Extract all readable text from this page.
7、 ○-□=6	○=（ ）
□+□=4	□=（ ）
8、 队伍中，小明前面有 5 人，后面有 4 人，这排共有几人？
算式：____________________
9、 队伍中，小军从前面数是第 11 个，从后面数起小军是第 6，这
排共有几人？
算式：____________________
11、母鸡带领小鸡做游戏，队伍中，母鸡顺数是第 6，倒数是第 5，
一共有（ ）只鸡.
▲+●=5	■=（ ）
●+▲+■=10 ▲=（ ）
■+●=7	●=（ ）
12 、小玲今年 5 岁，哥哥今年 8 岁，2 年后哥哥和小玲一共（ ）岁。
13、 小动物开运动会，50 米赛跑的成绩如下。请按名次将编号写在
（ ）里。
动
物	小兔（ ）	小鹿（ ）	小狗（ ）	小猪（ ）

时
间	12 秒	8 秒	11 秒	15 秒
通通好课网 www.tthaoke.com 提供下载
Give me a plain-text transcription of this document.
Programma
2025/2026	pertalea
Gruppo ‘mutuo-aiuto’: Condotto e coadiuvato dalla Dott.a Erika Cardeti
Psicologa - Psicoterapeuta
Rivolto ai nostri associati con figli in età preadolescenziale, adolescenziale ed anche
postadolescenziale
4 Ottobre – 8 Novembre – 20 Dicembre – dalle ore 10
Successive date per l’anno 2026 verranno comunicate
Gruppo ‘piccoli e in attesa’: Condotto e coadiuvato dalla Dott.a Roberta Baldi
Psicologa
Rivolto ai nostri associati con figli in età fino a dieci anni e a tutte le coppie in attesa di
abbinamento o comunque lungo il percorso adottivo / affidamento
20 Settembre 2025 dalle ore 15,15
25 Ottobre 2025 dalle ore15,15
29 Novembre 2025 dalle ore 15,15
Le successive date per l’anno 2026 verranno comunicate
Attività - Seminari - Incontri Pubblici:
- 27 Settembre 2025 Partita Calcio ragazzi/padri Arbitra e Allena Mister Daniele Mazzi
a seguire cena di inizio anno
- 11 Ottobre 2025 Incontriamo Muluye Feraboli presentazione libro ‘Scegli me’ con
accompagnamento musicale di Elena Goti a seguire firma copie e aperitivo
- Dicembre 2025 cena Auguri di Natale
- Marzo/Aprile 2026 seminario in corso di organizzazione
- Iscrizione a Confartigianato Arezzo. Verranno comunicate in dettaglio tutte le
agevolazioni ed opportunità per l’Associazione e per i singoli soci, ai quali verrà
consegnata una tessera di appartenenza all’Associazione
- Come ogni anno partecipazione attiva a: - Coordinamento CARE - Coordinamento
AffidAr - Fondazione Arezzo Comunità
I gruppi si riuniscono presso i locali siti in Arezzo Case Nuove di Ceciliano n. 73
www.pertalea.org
# # # #
• Exercise details:
Find the lines containing "tutte" and pull them out.

• Output of the exercise:
Rivolto ai nostri associati con figli in età fino a dieci anni e a tutte le coppie in attesa di
- Iscrizione a Confartigianato Arezzo. Verranno comunicate in dettaglio tutte le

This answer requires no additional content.